Objective: Count every line in the data below where "JSON" occurs, then state that number and nothing more.

Excerpted records:
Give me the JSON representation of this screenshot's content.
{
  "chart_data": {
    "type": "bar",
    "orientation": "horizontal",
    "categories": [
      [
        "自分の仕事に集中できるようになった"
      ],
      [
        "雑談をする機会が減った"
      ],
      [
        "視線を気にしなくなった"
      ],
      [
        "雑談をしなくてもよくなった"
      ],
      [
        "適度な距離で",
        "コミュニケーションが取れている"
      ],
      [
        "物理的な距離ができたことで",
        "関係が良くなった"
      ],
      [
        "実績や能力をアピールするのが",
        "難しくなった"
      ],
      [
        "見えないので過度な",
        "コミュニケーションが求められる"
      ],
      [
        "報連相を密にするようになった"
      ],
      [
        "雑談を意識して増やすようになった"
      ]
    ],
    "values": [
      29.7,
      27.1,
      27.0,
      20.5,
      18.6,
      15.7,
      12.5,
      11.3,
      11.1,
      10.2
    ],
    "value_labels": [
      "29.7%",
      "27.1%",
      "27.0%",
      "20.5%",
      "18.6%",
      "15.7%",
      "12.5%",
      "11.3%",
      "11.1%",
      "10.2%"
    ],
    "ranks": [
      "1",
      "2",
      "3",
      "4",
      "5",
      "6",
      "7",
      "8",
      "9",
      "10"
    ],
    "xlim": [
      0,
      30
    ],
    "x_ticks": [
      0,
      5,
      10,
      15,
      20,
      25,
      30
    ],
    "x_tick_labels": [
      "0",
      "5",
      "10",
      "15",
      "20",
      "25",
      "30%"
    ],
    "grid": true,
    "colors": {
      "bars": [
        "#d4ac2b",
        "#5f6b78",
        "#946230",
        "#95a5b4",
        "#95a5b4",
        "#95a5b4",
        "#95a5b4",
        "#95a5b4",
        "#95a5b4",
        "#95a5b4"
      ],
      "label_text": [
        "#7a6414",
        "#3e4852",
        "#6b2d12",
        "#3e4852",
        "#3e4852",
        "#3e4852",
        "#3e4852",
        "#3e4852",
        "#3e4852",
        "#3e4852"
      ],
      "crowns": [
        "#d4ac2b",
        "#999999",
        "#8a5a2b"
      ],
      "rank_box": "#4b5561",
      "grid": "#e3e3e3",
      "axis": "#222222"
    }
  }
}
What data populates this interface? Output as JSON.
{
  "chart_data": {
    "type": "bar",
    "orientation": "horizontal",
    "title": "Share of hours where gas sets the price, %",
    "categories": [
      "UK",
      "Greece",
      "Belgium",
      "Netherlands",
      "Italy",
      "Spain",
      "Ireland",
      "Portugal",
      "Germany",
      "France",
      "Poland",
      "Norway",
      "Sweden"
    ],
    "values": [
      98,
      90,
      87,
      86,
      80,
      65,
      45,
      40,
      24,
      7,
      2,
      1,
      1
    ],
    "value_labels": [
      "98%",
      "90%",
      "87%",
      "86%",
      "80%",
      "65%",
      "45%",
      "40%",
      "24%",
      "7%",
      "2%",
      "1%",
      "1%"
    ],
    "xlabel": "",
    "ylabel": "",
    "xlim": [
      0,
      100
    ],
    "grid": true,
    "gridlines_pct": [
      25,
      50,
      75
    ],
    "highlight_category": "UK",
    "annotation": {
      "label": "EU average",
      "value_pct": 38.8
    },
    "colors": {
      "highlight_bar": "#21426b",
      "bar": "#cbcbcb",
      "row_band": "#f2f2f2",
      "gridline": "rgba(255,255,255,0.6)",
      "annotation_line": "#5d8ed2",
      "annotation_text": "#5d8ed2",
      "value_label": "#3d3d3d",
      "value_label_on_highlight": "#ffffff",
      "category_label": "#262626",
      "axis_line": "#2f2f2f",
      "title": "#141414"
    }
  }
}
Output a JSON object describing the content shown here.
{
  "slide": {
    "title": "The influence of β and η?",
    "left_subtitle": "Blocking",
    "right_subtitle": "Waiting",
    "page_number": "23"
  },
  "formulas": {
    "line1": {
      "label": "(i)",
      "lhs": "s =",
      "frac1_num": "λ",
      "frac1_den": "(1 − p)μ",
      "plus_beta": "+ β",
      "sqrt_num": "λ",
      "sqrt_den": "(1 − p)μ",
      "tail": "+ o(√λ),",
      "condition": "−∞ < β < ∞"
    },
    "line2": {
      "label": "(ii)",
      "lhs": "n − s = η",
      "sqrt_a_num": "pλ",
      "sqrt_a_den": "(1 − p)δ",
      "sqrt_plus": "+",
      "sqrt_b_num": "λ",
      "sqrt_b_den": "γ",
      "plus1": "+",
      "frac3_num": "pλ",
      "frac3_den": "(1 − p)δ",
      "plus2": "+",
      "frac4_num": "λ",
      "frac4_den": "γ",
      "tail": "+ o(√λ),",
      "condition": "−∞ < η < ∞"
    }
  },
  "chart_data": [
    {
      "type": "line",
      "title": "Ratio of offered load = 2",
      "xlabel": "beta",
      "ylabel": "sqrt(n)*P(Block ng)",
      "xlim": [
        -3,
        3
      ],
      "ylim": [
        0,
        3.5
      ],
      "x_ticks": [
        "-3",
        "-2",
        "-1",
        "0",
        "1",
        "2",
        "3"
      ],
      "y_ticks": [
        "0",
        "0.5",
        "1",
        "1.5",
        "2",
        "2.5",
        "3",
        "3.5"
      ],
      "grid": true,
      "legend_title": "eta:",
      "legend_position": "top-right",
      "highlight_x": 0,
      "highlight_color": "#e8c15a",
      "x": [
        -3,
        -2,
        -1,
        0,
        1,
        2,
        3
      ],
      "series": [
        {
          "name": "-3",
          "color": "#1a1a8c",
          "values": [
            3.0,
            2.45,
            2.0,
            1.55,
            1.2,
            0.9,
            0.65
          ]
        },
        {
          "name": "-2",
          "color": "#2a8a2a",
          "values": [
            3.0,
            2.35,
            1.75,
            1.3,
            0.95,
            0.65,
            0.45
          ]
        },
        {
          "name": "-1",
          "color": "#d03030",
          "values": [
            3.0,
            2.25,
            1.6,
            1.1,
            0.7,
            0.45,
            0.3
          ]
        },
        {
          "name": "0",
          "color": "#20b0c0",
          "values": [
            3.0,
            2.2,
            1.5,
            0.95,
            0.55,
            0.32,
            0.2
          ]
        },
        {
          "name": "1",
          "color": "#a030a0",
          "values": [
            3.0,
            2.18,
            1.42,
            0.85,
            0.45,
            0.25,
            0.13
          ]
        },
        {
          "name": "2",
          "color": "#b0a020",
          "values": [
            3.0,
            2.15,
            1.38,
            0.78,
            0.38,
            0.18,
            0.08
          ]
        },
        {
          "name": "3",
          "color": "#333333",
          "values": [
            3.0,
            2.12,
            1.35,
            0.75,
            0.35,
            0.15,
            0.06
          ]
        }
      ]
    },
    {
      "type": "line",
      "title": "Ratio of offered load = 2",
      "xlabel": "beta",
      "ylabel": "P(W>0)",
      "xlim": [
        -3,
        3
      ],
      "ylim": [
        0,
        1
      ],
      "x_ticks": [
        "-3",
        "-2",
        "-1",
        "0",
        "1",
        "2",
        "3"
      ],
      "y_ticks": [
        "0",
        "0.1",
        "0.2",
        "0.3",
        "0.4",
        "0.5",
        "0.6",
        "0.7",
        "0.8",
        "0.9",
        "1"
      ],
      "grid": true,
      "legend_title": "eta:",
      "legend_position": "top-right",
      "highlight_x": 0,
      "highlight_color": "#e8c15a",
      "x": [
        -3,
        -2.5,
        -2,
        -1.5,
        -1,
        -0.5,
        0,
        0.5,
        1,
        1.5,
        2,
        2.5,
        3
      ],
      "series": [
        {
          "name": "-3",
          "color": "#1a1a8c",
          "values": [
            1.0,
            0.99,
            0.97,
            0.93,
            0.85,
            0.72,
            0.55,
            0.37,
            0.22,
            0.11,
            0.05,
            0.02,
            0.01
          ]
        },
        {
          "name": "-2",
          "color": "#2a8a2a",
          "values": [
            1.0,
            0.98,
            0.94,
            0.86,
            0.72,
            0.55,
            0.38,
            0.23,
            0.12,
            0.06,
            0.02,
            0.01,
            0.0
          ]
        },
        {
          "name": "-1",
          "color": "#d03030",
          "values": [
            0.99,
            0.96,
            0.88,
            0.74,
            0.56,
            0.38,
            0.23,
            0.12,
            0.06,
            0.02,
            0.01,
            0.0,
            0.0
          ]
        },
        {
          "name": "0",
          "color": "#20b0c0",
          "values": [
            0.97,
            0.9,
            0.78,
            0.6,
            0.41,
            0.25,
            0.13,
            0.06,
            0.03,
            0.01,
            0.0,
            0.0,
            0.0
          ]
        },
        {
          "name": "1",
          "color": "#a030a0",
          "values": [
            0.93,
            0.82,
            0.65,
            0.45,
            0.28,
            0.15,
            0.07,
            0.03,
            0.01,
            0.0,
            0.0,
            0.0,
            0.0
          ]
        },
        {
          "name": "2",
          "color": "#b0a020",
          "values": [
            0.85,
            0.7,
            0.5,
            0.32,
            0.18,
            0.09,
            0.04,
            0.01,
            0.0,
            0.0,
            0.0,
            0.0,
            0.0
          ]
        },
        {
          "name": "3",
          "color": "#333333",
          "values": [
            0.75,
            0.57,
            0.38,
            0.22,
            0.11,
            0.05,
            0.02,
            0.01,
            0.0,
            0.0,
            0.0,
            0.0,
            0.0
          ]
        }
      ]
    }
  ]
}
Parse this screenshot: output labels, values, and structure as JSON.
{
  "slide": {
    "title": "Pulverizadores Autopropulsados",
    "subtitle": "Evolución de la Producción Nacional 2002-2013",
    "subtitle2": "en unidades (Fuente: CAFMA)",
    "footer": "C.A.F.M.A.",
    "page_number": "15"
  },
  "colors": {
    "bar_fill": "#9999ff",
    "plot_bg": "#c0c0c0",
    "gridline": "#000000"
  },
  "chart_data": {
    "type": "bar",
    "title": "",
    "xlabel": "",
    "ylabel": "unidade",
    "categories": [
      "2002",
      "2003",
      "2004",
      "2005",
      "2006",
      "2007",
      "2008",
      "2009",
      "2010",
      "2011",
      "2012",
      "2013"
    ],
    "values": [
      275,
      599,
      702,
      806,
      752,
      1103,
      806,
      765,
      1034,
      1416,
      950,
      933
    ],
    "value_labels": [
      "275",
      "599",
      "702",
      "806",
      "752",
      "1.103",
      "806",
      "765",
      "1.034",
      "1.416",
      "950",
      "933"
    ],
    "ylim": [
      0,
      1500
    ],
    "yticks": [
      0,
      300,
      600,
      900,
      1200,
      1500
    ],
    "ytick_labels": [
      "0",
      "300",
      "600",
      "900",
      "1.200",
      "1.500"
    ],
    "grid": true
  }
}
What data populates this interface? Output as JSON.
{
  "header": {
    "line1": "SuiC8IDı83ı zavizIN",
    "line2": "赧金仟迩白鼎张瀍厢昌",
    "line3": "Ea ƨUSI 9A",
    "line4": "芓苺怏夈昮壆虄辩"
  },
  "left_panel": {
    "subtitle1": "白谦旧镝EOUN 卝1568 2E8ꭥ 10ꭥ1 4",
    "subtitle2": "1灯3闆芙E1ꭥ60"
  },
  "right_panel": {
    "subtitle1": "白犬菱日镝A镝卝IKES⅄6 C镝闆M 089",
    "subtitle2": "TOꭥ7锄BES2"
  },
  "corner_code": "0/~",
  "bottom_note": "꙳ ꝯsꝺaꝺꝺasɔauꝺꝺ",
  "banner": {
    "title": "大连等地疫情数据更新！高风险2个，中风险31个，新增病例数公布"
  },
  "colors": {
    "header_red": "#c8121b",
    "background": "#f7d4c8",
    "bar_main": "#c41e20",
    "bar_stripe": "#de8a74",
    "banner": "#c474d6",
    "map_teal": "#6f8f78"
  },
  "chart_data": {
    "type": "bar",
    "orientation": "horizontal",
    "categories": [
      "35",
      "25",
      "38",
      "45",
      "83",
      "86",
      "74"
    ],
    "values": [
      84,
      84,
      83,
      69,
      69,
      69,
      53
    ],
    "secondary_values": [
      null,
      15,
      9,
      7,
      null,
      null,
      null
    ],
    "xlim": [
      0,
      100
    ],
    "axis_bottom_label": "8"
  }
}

Answer to this task: 5